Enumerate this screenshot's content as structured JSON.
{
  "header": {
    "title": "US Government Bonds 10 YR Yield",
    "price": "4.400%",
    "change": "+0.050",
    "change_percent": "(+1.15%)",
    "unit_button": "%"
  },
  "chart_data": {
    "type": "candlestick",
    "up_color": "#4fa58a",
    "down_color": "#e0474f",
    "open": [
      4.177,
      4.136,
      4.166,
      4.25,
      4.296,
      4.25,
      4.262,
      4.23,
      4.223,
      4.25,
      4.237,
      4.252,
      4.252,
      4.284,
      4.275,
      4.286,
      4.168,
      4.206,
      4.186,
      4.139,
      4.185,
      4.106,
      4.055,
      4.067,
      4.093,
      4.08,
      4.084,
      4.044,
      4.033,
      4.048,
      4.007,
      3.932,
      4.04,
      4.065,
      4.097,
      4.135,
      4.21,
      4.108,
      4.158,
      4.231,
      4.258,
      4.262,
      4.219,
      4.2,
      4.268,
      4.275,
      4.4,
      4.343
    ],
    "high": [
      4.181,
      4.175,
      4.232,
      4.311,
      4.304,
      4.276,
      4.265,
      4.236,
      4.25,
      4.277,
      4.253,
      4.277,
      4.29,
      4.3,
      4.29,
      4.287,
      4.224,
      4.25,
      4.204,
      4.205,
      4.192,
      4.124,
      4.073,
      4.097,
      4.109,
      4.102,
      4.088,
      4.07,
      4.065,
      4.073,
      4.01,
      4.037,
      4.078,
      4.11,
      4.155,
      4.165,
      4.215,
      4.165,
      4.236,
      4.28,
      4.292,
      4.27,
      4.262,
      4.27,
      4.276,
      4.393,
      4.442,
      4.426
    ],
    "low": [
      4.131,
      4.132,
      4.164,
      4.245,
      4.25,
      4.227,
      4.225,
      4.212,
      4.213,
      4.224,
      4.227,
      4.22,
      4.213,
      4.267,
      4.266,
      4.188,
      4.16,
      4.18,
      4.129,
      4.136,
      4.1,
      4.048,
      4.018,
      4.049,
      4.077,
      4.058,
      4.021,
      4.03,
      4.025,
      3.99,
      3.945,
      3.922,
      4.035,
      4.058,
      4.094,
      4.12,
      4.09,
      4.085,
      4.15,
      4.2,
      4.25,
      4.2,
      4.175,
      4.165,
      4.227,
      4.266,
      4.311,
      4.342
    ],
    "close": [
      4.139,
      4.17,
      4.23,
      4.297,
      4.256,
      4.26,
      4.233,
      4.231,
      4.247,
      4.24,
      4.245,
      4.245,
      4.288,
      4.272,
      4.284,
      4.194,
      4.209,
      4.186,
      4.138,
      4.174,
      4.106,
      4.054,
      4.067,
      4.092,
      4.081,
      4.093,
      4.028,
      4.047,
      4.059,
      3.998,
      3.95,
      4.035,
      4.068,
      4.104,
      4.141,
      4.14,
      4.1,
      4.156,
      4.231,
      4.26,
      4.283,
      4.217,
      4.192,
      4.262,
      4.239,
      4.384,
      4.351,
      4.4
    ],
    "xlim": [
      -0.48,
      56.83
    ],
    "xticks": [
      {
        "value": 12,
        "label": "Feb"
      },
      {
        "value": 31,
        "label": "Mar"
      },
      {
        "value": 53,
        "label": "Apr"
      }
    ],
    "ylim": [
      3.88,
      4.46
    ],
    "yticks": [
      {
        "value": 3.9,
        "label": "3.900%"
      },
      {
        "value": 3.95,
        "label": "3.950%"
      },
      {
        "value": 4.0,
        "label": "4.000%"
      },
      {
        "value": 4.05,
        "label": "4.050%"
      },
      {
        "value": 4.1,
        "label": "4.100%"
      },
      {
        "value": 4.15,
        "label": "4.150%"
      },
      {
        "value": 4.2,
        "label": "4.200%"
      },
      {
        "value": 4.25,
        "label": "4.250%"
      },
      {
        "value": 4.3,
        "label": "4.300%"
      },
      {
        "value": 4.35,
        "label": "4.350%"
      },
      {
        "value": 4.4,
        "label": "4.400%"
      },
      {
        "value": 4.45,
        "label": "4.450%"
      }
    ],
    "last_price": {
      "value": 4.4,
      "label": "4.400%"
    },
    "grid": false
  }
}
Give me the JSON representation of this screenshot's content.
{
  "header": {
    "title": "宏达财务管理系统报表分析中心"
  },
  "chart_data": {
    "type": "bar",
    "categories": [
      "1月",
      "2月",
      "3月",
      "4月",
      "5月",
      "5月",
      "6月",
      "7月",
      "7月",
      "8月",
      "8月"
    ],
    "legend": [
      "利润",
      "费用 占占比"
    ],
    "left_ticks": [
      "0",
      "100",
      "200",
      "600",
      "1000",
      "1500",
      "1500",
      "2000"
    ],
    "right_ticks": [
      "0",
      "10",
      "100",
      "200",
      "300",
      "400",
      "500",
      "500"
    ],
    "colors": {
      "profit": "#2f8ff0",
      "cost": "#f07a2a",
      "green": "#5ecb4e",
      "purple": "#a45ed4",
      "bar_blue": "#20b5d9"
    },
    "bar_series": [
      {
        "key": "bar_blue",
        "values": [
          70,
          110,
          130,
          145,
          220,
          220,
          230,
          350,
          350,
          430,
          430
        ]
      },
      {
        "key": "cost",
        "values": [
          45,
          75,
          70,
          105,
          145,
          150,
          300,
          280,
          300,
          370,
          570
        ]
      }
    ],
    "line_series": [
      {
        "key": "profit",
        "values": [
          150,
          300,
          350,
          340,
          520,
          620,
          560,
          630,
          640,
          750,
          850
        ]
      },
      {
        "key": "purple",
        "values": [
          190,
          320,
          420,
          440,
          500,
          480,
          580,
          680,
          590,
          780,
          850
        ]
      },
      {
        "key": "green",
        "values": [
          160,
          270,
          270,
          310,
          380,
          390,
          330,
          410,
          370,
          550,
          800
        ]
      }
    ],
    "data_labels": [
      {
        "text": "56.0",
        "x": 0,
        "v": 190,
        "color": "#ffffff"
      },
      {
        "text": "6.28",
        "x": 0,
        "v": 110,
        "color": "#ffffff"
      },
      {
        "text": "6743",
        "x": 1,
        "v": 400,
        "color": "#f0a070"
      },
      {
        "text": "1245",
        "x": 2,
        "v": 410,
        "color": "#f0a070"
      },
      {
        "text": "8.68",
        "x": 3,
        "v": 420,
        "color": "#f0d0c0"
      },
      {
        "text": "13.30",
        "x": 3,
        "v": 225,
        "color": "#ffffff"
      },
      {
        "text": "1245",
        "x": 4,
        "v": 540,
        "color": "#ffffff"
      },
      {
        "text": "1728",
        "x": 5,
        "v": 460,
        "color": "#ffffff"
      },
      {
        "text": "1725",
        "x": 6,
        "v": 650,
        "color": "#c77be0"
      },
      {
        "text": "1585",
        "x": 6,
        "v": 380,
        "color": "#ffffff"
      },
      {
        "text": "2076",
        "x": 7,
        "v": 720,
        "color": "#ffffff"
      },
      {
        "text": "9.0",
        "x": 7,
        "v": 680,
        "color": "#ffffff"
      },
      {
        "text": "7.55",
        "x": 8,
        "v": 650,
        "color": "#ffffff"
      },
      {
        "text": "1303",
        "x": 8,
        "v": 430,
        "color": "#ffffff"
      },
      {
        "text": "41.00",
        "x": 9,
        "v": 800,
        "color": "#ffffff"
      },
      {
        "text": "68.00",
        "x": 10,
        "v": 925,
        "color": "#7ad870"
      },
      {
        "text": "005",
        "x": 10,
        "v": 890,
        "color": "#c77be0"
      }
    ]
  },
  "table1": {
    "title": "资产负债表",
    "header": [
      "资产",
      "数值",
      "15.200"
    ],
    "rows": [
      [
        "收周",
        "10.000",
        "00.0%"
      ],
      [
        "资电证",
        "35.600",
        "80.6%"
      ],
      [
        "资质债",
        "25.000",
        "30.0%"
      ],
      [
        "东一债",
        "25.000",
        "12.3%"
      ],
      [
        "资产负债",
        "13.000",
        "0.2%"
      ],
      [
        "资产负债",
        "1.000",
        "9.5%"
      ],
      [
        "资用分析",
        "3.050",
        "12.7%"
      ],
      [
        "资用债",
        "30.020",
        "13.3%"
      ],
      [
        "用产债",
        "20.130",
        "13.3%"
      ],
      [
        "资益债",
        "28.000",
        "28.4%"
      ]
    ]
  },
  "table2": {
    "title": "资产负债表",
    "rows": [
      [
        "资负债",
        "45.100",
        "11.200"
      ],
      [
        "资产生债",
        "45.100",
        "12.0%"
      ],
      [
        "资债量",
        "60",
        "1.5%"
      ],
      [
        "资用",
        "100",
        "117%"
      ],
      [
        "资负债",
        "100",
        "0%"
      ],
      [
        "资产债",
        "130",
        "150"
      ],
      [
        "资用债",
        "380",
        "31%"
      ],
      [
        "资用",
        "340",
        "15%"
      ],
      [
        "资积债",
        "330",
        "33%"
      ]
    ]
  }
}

○ ○ ○ ○

## Task to complete
Select every line of the material above holding the word "JSON" and copy it.

## Exercise result
Enumerate this screenshot's content as structured JSON.
Give me the JSON representation of this screenshot's content.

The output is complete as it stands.